_The task_
Show every line containing "Australian" by copying it.

* Begin Stored records *

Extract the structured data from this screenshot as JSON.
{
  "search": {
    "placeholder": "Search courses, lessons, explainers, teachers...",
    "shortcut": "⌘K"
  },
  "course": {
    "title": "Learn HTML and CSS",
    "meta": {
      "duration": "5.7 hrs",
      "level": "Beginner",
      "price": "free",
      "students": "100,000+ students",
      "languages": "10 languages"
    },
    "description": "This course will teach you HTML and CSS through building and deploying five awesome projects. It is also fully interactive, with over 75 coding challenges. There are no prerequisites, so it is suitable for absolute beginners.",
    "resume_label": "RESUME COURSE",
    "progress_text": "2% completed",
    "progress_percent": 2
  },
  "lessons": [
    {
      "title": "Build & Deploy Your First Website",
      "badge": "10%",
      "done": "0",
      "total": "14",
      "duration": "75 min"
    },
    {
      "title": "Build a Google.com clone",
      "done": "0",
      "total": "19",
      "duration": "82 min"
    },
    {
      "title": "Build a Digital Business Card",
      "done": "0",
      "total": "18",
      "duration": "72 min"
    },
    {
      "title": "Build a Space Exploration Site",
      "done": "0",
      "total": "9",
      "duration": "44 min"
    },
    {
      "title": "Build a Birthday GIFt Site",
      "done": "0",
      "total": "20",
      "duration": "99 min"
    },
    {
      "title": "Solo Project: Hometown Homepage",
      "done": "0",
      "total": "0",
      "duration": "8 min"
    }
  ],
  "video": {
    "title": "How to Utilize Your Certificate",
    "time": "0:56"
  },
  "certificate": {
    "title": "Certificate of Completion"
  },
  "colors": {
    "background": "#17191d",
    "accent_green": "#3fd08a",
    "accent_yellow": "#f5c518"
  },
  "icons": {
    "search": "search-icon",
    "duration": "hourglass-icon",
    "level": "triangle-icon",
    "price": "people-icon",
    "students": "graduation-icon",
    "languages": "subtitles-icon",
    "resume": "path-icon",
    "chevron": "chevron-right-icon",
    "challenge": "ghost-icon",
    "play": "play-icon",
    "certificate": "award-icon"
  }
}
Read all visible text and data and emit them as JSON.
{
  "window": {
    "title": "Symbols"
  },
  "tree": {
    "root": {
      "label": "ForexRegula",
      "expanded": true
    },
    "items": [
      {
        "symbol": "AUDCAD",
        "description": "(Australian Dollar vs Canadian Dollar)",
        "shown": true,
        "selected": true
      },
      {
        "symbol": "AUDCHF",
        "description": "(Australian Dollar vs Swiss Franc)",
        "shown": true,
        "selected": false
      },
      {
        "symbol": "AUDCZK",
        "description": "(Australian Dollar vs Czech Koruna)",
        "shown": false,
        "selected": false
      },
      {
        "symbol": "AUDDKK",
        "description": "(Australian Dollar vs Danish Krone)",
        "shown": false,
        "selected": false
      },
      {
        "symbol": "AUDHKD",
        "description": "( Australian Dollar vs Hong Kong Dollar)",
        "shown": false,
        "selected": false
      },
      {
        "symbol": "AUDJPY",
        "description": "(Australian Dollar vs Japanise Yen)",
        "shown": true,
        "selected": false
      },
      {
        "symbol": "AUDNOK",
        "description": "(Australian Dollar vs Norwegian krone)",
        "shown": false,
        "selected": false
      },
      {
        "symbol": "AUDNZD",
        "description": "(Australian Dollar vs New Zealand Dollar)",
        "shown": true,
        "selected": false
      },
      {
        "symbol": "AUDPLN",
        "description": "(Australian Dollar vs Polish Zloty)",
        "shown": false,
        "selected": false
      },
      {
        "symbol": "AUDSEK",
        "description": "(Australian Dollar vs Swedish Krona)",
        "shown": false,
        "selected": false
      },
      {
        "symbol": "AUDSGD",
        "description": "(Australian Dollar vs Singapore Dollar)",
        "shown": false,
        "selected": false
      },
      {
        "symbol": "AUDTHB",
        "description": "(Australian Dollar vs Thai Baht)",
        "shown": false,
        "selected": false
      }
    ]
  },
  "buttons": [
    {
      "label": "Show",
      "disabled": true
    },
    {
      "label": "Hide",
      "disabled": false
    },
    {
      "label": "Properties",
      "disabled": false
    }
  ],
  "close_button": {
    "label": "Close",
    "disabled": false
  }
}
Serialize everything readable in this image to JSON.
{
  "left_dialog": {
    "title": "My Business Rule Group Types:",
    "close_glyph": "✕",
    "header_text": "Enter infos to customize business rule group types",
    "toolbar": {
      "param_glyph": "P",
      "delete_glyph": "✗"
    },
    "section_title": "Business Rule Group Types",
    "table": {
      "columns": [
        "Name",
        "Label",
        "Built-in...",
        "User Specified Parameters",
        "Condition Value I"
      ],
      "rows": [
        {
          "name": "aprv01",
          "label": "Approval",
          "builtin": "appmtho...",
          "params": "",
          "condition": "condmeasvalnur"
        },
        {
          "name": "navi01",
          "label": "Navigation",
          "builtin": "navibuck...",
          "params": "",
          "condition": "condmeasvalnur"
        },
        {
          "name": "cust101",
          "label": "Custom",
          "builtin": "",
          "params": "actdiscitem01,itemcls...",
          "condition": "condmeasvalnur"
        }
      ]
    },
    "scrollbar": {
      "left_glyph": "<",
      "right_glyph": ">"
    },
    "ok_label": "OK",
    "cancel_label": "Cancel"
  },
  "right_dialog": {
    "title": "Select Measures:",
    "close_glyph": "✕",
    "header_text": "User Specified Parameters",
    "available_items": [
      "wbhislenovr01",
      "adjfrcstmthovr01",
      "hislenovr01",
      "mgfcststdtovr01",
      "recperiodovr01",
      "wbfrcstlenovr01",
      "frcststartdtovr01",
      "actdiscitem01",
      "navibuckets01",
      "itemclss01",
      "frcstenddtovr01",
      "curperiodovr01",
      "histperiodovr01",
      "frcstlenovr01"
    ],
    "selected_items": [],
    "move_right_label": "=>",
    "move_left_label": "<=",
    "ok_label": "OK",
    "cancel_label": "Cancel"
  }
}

* End Stored records *

_Exercise output_
        "description": "(Australian Dollar vs Canadian Dollar)",
        "description": "(Australian Dollar vs Swiss Franc)",
        "description": "(Australian Dollar vs Czech Koruna)",
        "description": "(Australian Dollar vs Danish Krone)",
        "description": "( Australian Dollar vs Hong Kong Dollar)",
        "description": "(Australian Dollar vs Japanise Yen)",
        "description": "(Australian Dollar vs Norwegian krone)",
        "description": "(Australian Dollar vs New Zealand Dollar)",
        "description": "(Australian Dollar vs Polish Zloty)",
        "description": "(Australian Dollar vs Swedish Krona)",
        "description": "(Australian Dollar vs Singapore Dollar)",
        "description": "(Australian Dollar vs Thai Baht)",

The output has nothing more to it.